**OBJECTIVE:** Scan the data beneath this task and copy each line that includes "Bias".
★ ★ ★ ★ ★ ★ ★
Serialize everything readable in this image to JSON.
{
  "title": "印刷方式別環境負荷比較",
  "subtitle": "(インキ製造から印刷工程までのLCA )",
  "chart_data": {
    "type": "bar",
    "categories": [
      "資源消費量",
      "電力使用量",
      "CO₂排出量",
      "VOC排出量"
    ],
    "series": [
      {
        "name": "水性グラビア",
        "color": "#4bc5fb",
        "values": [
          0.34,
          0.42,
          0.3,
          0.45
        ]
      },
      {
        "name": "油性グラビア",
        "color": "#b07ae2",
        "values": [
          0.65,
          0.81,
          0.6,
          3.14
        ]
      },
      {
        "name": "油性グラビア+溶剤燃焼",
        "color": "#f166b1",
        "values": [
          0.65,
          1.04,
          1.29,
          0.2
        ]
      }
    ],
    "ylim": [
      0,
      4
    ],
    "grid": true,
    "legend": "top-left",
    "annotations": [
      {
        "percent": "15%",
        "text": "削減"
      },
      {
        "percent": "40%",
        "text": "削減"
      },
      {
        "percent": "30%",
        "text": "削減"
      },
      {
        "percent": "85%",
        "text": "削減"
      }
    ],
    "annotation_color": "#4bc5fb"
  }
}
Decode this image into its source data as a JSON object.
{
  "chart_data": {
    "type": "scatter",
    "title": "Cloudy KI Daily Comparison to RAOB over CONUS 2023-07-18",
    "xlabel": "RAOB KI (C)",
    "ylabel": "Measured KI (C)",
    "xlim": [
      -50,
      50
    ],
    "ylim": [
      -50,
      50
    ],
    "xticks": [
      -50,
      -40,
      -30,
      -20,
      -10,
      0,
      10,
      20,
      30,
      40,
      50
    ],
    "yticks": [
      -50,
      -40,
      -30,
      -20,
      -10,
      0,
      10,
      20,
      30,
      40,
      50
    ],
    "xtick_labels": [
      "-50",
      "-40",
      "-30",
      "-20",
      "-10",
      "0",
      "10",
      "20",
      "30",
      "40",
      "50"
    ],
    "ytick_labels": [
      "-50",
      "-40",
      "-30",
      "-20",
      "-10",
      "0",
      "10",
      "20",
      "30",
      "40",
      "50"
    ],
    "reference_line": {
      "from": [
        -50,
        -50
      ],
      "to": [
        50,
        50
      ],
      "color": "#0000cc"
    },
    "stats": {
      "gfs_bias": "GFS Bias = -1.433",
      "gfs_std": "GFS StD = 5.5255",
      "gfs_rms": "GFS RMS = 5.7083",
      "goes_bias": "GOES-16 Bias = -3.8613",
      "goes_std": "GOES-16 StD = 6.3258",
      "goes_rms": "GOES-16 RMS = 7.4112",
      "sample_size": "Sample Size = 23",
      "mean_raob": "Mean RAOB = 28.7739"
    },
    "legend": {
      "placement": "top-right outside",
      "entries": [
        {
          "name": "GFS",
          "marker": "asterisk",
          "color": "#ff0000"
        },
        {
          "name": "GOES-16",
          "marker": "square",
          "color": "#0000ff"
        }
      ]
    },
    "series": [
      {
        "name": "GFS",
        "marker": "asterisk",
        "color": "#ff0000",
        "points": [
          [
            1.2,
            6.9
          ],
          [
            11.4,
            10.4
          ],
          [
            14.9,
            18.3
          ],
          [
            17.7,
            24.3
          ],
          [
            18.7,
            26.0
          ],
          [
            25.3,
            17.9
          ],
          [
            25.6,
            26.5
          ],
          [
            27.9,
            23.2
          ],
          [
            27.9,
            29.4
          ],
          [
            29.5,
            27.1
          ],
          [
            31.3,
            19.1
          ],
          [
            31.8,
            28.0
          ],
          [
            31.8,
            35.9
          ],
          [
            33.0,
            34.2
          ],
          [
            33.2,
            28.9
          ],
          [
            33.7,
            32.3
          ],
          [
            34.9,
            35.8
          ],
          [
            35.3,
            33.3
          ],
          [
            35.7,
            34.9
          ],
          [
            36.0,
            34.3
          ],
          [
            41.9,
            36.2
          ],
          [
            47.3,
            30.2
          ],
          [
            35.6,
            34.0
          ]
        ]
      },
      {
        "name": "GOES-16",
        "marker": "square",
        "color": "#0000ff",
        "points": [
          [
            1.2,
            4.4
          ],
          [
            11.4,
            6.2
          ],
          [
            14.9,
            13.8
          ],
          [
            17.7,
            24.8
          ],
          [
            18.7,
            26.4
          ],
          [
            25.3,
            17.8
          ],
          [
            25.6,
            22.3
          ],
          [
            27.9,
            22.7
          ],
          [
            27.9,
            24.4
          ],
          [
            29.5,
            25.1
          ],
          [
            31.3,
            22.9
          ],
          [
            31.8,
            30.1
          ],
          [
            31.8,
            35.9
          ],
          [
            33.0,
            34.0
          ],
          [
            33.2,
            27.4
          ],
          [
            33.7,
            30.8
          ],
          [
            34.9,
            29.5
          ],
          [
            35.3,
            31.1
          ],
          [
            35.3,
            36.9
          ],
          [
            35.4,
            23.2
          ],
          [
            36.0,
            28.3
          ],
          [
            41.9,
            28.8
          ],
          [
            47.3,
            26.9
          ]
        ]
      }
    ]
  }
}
★ ★ ★ ★ ★ ★ ★
**THE ANSWER:**
      "gfs_bias": "GFS Bias = -1.433",
      "goes_bias": "GOES-16 Bias = -3.8613",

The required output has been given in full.